---- INPUT ROWS
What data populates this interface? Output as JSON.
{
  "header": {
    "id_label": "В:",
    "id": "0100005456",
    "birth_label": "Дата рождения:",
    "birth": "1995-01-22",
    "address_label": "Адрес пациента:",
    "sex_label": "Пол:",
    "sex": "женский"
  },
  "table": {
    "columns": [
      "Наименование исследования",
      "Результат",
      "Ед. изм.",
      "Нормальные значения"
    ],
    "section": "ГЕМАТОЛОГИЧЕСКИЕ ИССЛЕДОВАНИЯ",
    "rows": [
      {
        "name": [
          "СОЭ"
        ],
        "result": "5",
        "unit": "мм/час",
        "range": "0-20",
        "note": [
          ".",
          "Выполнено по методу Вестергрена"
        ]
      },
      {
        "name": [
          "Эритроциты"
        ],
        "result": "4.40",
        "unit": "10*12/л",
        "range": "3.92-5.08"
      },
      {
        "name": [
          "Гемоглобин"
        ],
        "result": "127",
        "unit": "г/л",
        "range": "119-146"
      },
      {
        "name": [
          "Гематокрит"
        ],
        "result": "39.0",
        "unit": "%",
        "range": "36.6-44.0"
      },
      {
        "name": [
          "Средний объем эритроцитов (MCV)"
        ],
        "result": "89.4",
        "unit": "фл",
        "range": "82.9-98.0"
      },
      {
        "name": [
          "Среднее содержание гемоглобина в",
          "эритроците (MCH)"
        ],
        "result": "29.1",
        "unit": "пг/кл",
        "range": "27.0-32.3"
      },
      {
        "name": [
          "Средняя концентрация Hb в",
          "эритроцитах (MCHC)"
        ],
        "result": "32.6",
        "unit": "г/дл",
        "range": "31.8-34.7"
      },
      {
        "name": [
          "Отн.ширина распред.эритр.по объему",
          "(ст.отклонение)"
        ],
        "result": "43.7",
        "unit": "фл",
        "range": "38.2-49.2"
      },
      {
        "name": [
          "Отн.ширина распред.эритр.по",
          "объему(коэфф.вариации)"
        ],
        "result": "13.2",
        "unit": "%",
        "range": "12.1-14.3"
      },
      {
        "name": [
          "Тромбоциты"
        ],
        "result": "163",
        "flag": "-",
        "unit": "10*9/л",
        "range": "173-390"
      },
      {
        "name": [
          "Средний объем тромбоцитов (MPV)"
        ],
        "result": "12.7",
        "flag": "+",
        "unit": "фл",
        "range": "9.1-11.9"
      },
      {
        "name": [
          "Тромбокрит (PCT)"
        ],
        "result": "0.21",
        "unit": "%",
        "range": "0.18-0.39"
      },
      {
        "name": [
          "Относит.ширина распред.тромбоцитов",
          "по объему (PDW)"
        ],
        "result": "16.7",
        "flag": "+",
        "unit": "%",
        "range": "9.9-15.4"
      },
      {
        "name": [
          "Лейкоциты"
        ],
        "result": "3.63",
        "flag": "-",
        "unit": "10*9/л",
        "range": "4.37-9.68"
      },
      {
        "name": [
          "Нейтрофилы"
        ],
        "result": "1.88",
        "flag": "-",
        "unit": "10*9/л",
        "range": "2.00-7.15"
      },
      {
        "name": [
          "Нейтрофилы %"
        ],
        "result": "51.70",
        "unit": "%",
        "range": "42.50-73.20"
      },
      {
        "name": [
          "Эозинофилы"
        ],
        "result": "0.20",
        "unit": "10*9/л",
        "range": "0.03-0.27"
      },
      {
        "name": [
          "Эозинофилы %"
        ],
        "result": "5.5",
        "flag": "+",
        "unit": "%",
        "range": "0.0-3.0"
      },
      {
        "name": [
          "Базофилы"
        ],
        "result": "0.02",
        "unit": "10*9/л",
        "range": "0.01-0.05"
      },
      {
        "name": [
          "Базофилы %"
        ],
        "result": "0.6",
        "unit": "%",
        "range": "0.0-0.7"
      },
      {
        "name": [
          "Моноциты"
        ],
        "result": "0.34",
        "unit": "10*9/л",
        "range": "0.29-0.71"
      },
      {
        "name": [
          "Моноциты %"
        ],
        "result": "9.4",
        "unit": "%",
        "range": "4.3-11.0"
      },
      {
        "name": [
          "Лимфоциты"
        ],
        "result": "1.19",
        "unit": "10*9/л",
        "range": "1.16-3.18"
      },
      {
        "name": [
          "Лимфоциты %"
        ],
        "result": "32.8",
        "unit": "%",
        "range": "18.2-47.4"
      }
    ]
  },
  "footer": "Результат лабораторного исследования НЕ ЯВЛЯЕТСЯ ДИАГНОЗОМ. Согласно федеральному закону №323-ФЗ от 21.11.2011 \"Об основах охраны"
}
--------
---- INPUT ROWS
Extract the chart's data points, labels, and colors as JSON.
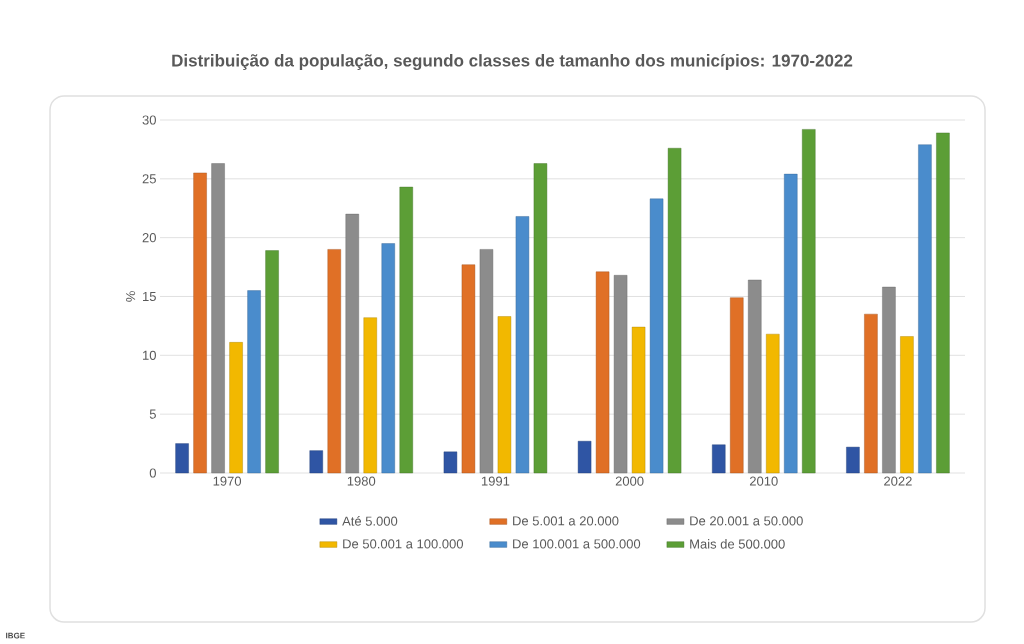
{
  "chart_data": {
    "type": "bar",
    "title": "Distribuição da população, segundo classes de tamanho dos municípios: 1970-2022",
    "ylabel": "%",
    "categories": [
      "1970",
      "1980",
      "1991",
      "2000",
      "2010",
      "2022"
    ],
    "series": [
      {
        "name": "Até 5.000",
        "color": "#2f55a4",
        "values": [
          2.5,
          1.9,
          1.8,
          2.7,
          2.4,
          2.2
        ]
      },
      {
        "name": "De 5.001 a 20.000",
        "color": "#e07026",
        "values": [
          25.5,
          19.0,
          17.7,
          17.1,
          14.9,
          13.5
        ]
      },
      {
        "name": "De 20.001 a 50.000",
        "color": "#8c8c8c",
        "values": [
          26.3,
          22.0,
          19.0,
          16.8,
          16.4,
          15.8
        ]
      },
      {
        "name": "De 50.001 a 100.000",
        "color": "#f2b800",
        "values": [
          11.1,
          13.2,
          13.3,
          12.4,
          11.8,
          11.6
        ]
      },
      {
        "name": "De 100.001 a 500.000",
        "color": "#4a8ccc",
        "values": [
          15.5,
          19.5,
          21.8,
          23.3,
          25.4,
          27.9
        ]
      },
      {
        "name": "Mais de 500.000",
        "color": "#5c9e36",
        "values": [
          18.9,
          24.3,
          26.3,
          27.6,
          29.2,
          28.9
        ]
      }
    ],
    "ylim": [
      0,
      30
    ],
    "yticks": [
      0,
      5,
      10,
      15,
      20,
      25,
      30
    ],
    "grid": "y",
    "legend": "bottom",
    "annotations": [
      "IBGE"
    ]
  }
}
--------
- [AIM] Select and copy each line from the data that includes the word "распред".

- [EXERCISE SOLUTION]
          "Отн.ширина распред.эритр.по объему",
          "Отн.ширина распред.эритр.по",
          "Относит.ширина распред.тромбоцитов",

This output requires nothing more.